◆ **What is expected**
Turn the records, from the first line through the line with "value-cell: 71: [385, 263, 492, 311]", into a numbered list, skipping any blank lines.

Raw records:
★ ★ ★

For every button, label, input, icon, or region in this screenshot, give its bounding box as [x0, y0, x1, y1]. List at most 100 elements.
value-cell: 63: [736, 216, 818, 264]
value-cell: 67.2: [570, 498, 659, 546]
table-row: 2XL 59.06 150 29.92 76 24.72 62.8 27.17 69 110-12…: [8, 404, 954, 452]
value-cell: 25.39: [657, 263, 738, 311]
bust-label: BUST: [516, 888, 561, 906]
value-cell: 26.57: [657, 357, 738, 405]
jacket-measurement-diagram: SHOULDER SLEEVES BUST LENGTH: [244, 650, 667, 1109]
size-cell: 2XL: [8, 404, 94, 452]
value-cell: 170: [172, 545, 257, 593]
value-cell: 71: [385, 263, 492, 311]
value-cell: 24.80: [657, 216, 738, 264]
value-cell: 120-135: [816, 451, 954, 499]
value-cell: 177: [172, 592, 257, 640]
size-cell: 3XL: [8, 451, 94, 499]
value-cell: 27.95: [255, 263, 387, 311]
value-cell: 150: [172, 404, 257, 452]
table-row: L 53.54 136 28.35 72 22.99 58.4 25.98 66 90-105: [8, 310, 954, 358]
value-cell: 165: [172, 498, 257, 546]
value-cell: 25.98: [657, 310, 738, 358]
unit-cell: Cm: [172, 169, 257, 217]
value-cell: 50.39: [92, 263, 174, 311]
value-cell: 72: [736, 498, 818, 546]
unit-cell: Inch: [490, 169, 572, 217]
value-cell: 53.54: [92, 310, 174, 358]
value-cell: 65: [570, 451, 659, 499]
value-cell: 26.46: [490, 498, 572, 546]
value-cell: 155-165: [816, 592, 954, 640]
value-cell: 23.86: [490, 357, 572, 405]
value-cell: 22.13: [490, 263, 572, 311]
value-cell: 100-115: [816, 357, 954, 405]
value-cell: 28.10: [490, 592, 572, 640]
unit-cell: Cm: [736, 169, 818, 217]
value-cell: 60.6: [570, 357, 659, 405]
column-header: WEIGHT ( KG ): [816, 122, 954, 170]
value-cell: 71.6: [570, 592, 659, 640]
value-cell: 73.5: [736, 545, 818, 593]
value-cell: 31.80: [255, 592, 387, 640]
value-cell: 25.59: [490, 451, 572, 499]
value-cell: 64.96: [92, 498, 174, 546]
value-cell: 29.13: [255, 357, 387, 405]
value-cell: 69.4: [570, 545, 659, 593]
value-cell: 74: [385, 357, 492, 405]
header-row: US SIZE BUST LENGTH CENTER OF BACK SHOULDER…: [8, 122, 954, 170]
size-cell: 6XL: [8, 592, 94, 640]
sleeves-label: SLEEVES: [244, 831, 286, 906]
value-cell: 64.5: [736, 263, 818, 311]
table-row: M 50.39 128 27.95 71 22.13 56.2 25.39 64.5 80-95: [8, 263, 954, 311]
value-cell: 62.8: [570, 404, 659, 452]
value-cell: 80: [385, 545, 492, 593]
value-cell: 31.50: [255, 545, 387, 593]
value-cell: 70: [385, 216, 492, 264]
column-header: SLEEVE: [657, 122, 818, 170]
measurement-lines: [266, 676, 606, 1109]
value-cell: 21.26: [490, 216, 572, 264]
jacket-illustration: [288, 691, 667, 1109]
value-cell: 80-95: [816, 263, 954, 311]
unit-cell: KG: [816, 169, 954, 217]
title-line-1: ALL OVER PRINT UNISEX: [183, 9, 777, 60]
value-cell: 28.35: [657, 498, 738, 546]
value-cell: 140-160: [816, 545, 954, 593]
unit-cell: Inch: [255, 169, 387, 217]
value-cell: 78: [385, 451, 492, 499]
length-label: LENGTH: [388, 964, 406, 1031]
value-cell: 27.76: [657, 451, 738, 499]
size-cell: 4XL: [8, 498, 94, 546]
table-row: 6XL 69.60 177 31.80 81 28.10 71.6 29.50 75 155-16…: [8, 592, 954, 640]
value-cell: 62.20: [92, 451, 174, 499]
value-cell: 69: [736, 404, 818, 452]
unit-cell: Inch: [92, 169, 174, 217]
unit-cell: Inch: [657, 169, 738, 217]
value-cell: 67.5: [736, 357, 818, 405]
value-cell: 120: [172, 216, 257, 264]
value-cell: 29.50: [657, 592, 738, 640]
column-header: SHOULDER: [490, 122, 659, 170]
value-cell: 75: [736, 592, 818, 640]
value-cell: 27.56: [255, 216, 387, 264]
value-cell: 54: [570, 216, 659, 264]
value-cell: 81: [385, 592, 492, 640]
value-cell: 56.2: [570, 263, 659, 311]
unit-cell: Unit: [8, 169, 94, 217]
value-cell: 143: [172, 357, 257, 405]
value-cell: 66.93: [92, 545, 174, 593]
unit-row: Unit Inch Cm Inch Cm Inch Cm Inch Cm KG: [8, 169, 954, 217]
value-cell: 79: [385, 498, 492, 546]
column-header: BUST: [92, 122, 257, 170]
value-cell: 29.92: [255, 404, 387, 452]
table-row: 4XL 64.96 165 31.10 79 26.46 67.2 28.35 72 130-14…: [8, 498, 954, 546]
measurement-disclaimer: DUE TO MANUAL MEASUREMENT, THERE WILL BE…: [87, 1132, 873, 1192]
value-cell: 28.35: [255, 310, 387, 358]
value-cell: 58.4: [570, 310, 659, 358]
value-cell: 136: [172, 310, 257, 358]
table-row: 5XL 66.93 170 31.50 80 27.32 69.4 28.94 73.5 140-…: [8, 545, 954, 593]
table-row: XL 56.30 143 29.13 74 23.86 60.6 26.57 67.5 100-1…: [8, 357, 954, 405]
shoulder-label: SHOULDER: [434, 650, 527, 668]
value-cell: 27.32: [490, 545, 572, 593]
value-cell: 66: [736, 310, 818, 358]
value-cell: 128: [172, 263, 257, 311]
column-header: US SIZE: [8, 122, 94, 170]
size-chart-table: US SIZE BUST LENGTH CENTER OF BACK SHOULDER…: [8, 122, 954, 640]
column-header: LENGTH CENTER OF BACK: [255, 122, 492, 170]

★ ★ ★

◆ **Response to the task**
1. For every button, label, input, icon, or region in this screenshot, give its bounding box as [x0, y0, x1, y1]. List at most 100 elements.
2. value-cell: 63: [736, 216, 818, 264]
3. value-cell: 67.2: [570, 498, 659, 546]
4. table-row: 2XL 59.06 150 29.92 76 24.72 62.8 27.17 69 110-12…: [8, 404, 954, 452]
5. value-cell: 25.39: [657, 263, 738, 311]
6. bust-label: BUST: [516, 888, 561, 906]
7. value-cell: 26.57: [657, 357, 738, 405]
8. jacket-measurement-diagram: SHOULDER SLEEVES BUST LENGTH: [244, 650, 667, 1109]
9. size-cell: 2XL: [8, 404, 94, 452]
10. value-cell: 170: [172, 545, 257, 593]
11. value-cell: 71: [385, 263, 492, 311]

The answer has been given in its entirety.